__Data excerpts__
----------------------------------------
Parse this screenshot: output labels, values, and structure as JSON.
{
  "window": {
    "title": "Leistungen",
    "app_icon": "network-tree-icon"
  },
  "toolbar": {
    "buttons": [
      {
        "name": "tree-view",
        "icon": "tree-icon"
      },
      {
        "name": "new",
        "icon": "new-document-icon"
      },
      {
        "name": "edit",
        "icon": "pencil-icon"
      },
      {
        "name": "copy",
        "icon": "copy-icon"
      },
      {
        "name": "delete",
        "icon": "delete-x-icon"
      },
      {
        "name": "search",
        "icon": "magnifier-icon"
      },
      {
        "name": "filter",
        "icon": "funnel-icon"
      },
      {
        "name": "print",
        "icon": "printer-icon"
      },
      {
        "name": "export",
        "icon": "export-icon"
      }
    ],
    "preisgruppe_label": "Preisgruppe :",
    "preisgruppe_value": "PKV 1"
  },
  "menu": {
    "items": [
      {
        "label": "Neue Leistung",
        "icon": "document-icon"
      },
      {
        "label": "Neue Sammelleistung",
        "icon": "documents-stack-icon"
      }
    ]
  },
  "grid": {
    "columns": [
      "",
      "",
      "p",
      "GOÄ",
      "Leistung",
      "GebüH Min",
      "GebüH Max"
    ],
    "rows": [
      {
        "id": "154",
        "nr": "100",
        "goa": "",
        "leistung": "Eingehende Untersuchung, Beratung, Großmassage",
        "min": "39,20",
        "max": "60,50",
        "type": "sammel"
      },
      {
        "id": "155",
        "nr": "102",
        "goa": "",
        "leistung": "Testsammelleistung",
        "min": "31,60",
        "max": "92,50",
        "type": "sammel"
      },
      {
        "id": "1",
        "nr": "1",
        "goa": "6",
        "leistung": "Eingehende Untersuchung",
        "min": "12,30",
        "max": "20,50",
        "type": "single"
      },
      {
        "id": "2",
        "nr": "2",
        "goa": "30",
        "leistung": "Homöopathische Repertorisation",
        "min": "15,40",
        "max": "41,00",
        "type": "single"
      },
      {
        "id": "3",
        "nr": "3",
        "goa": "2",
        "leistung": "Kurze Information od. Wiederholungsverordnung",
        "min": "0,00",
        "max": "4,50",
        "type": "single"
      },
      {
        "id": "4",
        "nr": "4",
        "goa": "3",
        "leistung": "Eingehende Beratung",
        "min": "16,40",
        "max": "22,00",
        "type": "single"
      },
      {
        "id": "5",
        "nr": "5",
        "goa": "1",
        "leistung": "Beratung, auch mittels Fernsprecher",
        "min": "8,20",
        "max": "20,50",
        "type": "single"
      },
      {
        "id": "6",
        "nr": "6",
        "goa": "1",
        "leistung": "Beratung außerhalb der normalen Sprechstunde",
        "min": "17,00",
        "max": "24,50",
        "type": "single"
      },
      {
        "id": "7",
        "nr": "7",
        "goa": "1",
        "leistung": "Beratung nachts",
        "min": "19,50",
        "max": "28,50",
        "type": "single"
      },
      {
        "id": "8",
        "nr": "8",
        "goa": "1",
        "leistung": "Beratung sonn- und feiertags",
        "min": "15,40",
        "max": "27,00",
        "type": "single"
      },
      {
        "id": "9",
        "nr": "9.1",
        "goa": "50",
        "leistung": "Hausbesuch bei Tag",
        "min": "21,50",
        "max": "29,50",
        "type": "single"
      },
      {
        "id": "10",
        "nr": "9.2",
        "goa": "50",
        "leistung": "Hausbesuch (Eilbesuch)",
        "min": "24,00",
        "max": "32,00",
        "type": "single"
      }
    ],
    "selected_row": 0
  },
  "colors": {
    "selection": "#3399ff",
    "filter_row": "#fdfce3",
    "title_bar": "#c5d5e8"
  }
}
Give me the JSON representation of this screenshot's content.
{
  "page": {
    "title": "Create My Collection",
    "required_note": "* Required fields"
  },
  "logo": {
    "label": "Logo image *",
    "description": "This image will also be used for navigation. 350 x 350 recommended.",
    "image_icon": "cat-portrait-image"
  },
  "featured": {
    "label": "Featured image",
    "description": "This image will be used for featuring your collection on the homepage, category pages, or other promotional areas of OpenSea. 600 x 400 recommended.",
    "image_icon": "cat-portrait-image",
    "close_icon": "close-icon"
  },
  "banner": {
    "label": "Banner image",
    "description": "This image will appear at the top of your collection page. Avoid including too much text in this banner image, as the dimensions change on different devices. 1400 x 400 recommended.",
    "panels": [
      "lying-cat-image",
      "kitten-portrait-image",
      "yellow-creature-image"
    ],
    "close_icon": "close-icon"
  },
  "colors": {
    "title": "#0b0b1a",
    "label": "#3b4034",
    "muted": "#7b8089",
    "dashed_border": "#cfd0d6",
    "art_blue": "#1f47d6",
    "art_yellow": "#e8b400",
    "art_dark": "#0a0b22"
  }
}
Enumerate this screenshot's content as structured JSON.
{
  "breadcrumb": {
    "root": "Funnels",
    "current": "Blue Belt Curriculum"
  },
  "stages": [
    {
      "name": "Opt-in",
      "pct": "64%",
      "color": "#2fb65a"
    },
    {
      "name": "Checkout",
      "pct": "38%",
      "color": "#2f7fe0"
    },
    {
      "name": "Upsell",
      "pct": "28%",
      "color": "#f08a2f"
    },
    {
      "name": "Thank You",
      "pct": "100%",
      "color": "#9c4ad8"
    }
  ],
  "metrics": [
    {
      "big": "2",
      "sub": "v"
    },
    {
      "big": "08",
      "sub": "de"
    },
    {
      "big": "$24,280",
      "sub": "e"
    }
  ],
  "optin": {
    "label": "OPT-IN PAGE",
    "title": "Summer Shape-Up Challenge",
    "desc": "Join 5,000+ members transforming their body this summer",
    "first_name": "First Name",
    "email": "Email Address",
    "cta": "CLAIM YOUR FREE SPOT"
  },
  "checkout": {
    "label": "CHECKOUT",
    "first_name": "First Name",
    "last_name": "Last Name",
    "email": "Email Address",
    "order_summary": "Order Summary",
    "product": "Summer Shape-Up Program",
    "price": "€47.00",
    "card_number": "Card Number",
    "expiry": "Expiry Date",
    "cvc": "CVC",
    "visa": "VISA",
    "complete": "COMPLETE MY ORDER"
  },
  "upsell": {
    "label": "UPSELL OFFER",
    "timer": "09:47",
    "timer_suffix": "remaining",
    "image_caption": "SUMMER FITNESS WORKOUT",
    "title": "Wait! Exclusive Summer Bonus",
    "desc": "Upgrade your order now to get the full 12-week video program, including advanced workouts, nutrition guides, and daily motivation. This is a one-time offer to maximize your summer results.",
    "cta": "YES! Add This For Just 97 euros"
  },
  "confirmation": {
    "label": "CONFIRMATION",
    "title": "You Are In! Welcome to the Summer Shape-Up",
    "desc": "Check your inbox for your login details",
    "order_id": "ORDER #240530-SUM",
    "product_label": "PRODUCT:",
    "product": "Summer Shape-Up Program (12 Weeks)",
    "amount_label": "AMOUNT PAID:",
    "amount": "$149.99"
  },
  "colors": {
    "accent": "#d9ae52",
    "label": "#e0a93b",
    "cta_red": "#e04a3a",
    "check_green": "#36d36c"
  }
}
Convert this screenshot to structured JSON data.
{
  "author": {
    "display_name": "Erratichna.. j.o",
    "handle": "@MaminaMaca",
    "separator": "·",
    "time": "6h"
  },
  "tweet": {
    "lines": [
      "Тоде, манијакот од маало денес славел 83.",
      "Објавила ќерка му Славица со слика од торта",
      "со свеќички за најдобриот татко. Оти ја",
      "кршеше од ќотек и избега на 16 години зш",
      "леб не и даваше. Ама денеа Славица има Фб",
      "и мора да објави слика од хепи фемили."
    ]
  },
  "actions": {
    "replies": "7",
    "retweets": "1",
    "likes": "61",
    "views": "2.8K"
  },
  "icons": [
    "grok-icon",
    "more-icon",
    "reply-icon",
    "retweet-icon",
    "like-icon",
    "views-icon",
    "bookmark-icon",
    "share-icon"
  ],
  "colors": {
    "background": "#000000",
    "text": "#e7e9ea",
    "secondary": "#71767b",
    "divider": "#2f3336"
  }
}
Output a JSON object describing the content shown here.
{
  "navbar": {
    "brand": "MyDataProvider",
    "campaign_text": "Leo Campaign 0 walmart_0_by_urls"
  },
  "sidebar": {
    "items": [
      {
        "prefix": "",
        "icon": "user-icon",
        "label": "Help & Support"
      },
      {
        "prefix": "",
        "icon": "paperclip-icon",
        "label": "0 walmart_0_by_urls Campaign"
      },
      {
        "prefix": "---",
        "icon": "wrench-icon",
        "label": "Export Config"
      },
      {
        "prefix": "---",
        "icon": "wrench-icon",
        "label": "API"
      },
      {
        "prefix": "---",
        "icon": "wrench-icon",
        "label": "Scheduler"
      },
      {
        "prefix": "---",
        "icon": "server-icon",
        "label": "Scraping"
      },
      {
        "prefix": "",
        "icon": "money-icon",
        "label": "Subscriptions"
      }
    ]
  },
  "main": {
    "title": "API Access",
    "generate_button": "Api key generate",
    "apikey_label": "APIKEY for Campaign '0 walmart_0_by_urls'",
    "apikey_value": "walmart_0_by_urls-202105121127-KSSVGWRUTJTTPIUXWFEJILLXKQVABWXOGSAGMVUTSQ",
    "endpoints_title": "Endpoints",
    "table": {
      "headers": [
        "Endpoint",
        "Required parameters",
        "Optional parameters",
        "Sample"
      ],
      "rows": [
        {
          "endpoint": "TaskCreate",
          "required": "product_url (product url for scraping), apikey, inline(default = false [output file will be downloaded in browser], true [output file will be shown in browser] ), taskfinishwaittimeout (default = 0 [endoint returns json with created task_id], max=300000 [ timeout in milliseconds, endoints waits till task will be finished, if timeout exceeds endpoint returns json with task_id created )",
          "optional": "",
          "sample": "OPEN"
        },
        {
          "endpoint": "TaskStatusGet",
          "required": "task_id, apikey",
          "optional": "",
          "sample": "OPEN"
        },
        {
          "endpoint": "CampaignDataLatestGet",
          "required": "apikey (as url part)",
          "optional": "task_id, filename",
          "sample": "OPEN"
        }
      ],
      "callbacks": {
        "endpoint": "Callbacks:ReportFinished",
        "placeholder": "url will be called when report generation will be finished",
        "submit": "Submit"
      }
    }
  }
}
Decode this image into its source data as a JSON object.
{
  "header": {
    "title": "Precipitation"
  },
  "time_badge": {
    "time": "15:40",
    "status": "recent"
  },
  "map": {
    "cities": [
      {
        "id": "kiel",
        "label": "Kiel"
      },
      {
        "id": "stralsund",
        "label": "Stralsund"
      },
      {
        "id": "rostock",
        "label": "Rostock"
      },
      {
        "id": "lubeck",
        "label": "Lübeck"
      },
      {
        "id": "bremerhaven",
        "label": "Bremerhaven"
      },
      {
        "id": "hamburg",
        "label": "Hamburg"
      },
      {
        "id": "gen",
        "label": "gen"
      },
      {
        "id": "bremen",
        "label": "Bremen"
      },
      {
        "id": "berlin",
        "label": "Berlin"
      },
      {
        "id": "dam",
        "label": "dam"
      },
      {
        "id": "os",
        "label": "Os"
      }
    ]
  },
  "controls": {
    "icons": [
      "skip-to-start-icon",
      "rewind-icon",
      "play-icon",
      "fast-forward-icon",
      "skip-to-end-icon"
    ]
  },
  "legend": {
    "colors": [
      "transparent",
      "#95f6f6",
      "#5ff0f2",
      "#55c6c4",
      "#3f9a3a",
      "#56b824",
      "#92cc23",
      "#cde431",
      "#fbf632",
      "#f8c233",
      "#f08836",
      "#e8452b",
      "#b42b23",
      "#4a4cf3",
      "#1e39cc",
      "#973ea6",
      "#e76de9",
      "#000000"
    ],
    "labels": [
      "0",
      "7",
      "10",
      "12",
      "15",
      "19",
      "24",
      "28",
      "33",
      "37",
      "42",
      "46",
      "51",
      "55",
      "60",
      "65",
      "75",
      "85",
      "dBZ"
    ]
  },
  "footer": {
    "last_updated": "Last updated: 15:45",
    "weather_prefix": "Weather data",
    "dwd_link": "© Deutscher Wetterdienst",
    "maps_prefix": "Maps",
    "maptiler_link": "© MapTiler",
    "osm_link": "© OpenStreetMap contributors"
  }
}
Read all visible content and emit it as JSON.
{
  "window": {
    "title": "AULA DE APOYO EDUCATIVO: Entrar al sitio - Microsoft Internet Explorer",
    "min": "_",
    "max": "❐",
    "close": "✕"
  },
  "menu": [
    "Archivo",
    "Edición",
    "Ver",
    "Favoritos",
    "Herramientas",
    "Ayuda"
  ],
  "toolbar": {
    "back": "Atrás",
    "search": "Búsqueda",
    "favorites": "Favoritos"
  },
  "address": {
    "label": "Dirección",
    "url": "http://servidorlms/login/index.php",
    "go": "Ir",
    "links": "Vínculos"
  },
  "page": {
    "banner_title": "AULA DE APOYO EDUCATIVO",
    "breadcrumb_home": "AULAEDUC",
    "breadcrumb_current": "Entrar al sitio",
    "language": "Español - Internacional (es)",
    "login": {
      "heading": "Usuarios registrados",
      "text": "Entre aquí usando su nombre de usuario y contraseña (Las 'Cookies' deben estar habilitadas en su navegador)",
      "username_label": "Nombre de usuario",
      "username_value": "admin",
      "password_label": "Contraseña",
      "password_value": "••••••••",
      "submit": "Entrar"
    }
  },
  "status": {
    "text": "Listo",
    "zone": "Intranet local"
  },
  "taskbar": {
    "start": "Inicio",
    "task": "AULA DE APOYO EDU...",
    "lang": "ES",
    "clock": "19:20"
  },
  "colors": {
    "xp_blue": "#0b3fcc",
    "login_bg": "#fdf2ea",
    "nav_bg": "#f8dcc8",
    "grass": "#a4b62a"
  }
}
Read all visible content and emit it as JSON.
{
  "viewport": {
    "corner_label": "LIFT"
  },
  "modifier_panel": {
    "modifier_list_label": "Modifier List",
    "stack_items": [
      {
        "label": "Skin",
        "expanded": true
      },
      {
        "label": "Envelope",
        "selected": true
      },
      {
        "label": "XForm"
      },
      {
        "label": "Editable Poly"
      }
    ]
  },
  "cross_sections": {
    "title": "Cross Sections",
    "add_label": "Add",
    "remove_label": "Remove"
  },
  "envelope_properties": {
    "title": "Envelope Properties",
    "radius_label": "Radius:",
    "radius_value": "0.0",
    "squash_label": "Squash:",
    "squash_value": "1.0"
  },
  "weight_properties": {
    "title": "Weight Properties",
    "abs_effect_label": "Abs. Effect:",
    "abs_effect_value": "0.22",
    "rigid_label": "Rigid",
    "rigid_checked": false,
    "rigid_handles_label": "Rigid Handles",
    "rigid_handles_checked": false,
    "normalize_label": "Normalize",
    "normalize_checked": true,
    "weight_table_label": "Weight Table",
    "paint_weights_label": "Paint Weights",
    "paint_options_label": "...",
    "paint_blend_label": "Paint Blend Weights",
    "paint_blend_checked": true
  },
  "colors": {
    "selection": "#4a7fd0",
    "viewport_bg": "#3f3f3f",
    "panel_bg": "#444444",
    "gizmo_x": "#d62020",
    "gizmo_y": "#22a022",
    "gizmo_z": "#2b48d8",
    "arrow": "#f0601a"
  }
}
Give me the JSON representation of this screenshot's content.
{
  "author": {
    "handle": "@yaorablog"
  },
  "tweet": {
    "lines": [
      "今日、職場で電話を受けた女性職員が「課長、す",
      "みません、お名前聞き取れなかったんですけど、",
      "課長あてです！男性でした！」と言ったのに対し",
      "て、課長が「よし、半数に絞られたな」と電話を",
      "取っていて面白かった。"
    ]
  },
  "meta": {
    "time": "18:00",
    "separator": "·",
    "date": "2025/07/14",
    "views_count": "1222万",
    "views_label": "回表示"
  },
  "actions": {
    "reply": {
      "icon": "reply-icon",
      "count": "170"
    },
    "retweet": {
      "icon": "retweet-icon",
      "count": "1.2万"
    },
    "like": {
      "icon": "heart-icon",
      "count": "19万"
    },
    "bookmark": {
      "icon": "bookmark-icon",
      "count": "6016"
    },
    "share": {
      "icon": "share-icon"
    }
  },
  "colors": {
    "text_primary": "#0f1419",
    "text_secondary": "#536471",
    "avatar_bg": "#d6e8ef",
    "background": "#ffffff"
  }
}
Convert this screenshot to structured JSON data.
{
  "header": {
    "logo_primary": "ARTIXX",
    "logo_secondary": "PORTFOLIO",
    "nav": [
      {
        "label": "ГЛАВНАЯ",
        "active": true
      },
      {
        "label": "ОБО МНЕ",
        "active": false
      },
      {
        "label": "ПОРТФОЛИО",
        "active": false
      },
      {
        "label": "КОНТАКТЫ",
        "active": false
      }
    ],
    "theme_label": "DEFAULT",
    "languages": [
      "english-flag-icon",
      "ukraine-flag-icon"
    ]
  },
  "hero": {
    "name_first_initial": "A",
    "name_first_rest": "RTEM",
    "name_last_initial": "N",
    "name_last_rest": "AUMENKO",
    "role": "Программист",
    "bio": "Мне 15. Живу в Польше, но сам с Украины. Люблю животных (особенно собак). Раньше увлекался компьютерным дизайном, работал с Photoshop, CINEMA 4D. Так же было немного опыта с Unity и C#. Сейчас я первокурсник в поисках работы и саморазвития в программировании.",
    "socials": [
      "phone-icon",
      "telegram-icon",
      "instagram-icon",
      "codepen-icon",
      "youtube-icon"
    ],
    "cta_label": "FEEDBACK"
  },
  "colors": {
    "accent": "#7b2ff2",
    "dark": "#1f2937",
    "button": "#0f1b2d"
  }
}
----------------------------------------
__Exercise goal__
Only a number is wanted: how many lines contain "shown"?

__Reply to the exercise__
2